**What you should do**
Would you return the complete listing below word for word?
━━━
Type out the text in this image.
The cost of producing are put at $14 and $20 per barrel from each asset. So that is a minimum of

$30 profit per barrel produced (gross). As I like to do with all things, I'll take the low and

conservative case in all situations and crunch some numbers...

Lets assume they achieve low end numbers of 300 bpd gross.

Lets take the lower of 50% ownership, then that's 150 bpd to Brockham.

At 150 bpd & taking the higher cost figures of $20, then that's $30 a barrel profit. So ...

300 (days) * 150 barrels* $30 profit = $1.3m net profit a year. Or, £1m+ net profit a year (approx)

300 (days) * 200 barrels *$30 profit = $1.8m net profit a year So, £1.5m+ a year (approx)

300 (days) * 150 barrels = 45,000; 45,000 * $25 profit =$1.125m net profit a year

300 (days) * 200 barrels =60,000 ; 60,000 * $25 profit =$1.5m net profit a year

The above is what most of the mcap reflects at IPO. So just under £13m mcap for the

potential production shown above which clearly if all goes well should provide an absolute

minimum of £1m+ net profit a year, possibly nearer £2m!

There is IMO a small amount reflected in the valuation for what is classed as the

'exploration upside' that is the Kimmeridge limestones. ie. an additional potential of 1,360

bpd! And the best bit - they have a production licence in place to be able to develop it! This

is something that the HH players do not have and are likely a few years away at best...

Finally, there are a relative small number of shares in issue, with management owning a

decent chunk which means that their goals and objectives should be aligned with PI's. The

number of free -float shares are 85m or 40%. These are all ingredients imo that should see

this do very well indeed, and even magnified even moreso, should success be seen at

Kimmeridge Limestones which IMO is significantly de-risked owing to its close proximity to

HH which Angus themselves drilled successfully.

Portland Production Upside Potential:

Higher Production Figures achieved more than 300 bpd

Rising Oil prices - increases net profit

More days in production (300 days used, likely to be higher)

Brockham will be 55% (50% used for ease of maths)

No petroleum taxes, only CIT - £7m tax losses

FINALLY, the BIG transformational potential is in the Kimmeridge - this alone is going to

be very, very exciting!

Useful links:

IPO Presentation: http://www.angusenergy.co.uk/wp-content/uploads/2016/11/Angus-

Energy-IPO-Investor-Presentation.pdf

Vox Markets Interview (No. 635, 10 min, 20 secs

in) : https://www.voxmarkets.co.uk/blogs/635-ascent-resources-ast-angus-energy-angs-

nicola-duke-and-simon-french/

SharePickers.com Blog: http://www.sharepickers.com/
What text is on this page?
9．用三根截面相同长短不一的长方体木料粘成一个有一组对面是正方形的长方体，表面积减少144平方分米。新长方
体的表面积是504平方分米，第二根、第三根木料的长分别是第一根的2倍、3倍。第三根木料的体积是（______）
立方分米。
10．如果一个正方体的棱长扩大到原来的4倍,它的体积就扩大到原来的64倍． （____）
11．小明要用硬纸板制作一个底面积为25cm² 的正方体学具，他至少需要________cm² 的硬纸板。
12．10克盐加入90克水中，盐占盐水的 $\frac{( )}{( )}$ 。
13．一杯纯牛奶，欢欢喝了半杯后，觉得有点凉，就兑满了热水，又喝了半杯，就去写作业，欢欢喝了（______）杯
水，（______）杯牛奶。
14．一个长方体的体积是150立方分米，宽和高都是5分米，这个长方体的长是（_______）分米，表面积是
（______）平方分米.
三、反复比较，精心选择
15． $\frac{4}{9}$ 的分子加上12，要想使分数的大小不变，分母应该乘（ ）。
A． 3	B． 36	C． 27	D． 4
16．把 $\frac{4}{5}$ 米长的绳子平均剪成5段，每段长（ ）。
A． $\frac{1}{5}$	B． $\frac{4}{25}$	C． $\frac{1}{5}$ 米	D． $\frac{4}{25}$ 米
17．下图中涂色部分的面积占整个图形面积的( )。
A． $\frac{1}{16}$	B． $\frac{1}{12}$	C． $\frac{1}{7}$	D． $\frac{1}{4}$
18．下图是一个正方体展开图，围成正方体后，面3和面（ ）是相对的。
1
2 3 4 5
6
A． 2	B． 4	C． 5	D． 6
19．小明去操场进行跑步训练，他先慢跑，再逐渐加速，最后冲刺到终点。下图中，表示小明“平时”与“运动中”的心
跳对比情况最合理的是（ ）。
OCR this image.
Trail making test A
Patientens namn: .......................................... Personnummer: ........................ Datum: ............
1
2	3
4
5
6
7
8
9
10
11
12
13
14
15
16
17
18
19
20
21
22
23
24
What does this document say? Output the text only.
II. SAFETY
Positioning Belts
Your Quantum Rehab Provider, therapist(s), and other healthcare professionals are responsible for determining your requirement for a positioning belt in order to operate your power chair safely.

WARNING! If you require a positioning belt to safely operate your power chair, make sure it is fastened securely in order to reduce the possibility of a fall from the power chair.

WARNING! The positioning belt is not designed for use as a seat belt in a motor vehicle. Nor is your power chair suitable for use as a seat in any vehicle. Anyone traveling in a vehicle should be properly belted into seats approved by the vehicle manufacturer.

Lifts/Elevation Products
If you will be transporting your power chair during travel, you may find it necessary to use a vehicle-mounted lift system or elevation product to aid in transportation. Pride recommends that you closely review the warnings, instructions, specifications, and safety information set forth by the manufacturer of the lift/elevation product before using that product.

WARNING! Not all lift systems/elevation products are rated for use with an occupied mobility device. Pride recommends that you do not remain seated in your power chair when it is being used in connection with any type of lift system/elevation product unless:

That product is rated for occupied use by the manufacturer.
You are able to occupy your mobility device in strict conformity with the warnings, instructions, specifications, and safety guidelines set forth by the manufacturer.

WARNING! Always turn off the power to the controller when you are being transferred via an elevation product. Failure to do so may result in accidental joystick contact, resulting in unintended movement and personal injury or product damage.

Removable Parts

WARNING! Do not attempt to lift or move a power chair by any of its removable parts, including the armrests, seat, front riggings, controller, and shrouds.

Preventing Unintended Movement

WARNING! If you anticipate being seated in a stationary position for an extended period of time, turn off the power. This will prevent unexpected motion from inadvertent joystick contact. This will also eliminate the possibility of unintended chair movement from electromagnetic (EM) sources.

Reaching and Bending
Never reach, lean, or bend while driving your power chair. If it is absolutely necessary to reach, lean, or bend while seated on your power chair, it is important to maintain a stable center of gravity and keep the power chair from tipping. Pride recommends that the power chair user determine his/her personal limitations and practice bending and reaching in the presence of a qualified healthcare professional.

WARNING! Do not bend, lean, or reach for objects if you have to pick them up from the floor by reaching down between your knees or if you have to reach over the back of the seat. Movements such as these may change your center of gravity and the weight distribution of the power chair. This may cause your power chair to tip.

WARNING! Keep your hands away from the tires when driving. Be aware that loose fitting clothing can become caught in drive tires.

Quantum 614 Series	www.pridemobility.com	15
━━━
**Finished exercise**
Type out the text in this image.
The cost of producing are put at $14 and $20 per barrel from each asset. So that is a minimum of

$30 profit per barrel produced (gross). As I like to do with all things, I'll take the low and

conservative case in all situations and crunch some numbers...

Lets assume they achieve low end numbers of 300 bpd gross.

Lets take the lower of 50% ownership, then that's 150 bpd to Brockham.

At 150 bpd & taking the higher cost figures of $20, then that's $30 a barrel profit. So ...

300 (days) * 150 barrels* $30 profit = $1.3m net profit a year. Or, £1m+ net profit a year (approx)

300 (days) * 200 barrels *$30 profit = $1.8m net profit a year So, £1.5m+ a year (approx)

300 (days) * 150 barrels = 45,000; 45,000 * $25 profit =$1.125m net profit a year

300 (days) * 200 barrels =60,000 ; 60,000 * $25 profit =$1.5m net profit a year

The above is what most of the mcap reflects at IPO. So just under £13m mcap for the

potential production shown above which clearly if all goes well should provide an absolute

minimum of £1m+ net profit a year, possibly nearer £2m!

There is IMO a small amount reflected in the valuation for what is classed as the

'exploration upside' that is the Kimmeridge limestones. ie. an additional potential of 1,360

bpd! And the best bit - they have a production licence in place to be able to develop it! This

is something that the HH players do not have and are likely a few years away at best...

Finally, there are a relative small number of shares in issue, with management owning a

decent chunk which means that their goals and objectives should be aligned with PI's. The

number of free -float shares are 85m or 40%. These are all ingredients imo that should see

this do very well indeed, and even magnified even moreso, should success be seen at

Kimmeridge Limestones which IMO is significantly de-risked owing to its close proximity to

HH which Angus themselves drilled successfully.

Portland Production Upside Potential:

Higher Production Figures achieved more than 300 bpd

Rising Oil prices - increases net profit

More days in production (300 days used, likely to be higher)

Brockham will be 55% (50% used for ease of maths)

No petroleum taxes, only CIT - £7m tax losses

FINALLY, the BIG transformational potential is in the Kimmeridge - this alone is going to

be very, very exciting!

Useful links:

IPO Presentation: http://www.angusenergy.co.uk/wp-content/uploads/2016/11/Angus-

Energy-IPO-Investor-Presentation.pdf

Vox Markets Interview (No. 635, 10 min, 20 secs

in) : https://www.voxmarkets.co.uk/blogs/635-ascent-resources-ast-angus-energy-angs-

nicola-duke-and-simon-french/

SharePickers.com Blog: http://www.sharepickers.com/
What text is on this page?
9．用三根截面相同长短不一的长方体木料粘成一个有一组对面是正方形的长方体，表面积减少144平方分米。新长方
体的表面积是504平方分米，第二根、第三根木料的长分别是第一根的2倍、3倍。第三根木料的体积是（______）
立方分米。
10．如果一个正方体的棱长扩大到原来的4倍,它的体积就扩大到原来的64倍． （____）
11．小明要用硬纸板制作一个底面积为25cm² 的正方体学具，他至少需要________cm² 的硬纸板。
12．10克盐加入90克水中，盐占盐水的 $\frac{( )}{( )}$ 。
13．一杯纯牛奶，欢欢喝了半杯后，觉得有点凉，就兑满了热水，又喝了半杯，就去写作业，欢欢喝了（______）杯
水，（______）杯牛奶。
14．一个长方体的体积是150立方分米，宽和高都是5分米，这个长方体的长是（_______）分米，表面积是
（______）平方分米.
三、反复比较，精心选择
15． $\frac{4}{9}$ 的分子加上12，要想使分数的大小不变，分母应该乘（ ）。
A． 3	B． 36	C． 27	D． 4
16．把 $\frac{4}{5}$ 米长的绳子平均剪成5段，每段长（ ）。
A． $\frac{1}{5}$	B． $\frac{4}{25}$	C． $\frac{1}{5}$ 米	D． $\frac{4}{25}$ 米
17．下图中涂色部分的面积占整个图形面积的( )。
A． $\frac{1}{16}$	B． $\frac{1}{12}$	C． $\frac{1}{7}$	D． $\frac{1}{4}$
18．下图是一个正方体展开图，围成正方体后，面3和面（ ）是相对的。
1
2 3 4 5
6
A． 2	B． 4	C． 5	D． 6
19．小明去操场进行跑步训练，他先慢跑，再逐渐加速，最后冲刺到终点。下图中，表示小明“平时”与“运动中”的心
跳对比情况最合理的是（ ）。
OCR this image.
Trail making test A
Patientens namn: .......................................... Personnummer: ........................ Datum: ............
1
2	3
4
5
6
7
8
9
10
11
12
13
14
15
16
17
18
19
20
21
22
23
24
What does this document say? Output the text only.
II. SAFETY
Positioning Belts
Your Quantum Rehab Provider, therapist(s), and other healthcare professionals are responsible for determining your requirement for a positioning belt in order to operate your power chair safely.

WARNING! If you require a positioning belt to safely operate your power chair, make sure it is fastened securely in order to reduce the possibility of a fall from the power chair.

WARNING! The positioning belt is not designed for use as a seat belt in a motor vehicle. Nor is your power chair suitable for use as a seat in any vehicle. Anyone traveling in a vehicle should be properly belted into seats approved by the vehicle manufacturer.

Lifts/Elevation Products
If you will be transporting your power chair during travel, you may find it necessary to use a vehicle-mounted lift system or elevation product to aid in transportation. Pride recommends that you closely review the warnings, instructions, specifications, and safety information set forth by the manufacturer of the lift/elevation product before using that product.

WARNING! Not all lift systems/elevation products are rated for use with an occupied mobility device. Pride recommends that you do not remain seated in your power chair when it is being used in connection with any type of lift system/elevation product unless:

That product is rated for occupied use by the manufacturer.
You are able to occupy your mobility device in strict conformity with the warnings, instructions, specifications, and safety guidelines set forth by the manufacturer.

WARNING! Always turn off the power to the controller when you are being transferred via an elevation product. Failure to do so may result in accidental joystick contact, resulting in unintended movement and personal injury or product damage.

Removable Parts

WARNING! Do not attempt to lift or move a power chair by any of its removable parts, including the armrests, seat, front riggings, controller, and shrouds.

Preventing Unintended Movement

WARNING! If you anticipate being seated in a stationary position for an extended period of time, turn off the power. This will prevent unexpected motion from inadvertent joystick contact. This will also eliminate the possibility of unintended chair movement from electromagnetic (EM) sources.

Reaching and Bending
Never reach, lean, or bend while driving your power chair. If it is absolutely necessary to reach, lean, or bend while seated on your power chair, it is important to maintain a stable center of gravity and keep the power chair from tipping. Pride recommends that the power chair user determine his/her personal limitations and practice bending and reaching in the presence of a qualified healthcare professional.

WARNING! Do not bend, lean, or reach for objects if you have to pick them up from the floor by reaching down between your knees or if you have to reach over the back of the seat. Movements such as these may change your center of gravity and the weight distribution of the power chair. This may cause your power chair to tip.

WARNING! Keep your hands away from the tires when driving. Be aware that loose fitting clothing can become caught in drive tires.

Quantum 614 Series	www.pridemobility.com	15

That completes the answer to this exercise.